EXERCISE DETAILS> Below is some material; set it all down exactly, apart from the pictures.
++++ AVAILABLE DATA ++++
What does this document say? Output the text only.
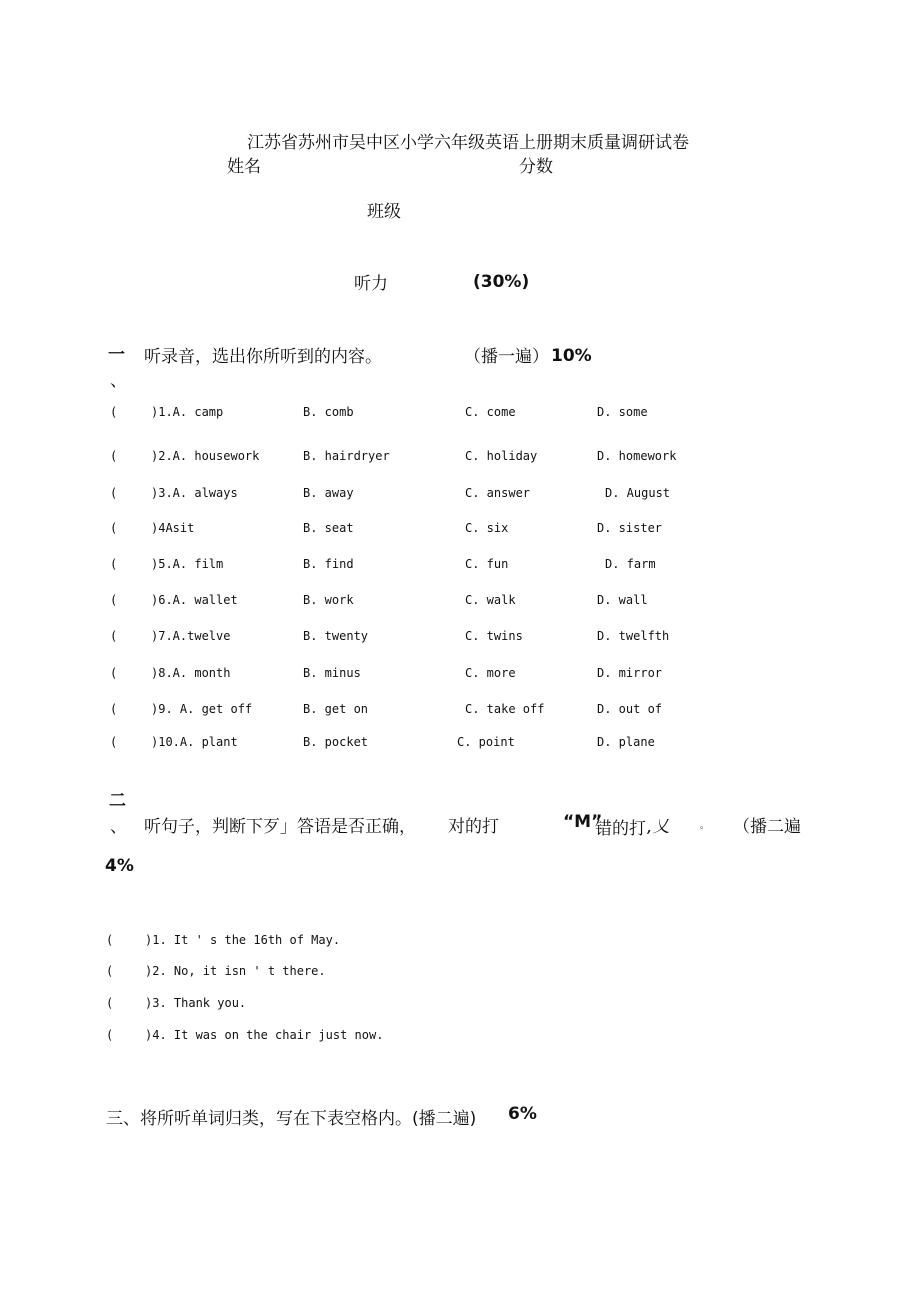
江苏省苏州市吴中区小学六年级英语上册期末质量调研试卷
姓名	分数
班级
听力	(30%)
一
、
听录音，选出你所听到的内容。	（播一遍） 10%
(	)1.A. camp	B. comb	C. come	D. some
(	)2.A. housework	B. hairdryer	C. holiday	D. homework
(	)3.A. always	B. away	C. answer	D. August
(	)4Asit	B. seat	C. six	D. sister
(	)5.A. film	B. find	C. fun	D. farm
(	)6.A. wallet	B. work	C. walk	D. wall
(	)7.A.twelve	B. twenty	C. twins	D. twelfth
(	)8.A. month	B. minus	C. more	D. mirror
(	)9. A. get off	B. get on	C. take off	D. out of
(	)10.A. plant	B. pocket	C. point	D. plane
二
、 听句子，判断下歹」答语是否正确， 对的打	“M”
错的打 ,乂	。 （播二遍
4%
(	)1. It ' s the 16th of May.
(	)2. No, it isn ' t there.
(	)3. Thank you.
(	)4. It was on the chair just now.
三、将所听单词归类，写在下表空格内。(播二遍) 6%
++++
RESULT>
What does this document say? Output the text only.
江苏省苏州市吴中区小学六年级英语上册期末质量调研试卷
姓名	分数
班级
听力	(30%)
一
、
听录音，选出你所听到的内容。	（播一遍） 10%
(	)1.A. camp	B. comb	C. come	D. some
(	)2.A. housework	B. hairdryer	C. holiday	D. homework
(	)3.A. always	B. away	C. answer	D. August
(	)4Asit	B. seat	C. six	D. sister
(	)5.A. film	B. find	C. fun	D. farm
(	)6.A. wallet	B. work	C. walk	D. wall
(	)7.A.twelve	B. twenty	C. twins	D. twelfth
(	)8.A. month	B. minus	C. more	D. mirror
(	)9. A. get off	B. get on	C. take off	D. out of
(	)10.A. plant	B. pocket	C. point	D. plane
二
、 听句子，判断下歹」答语是否正确， 对的打	“M”
错的打 ,乂	。 （播二遍
4%
(	)1. It ' s the 16th of May.
(	)2. No, it isn ' t there.
(	)3. Thank you.
(	)4. It was on the chair just now.
三、将所听单词归类，写在下表空格内。(播二遍) 6%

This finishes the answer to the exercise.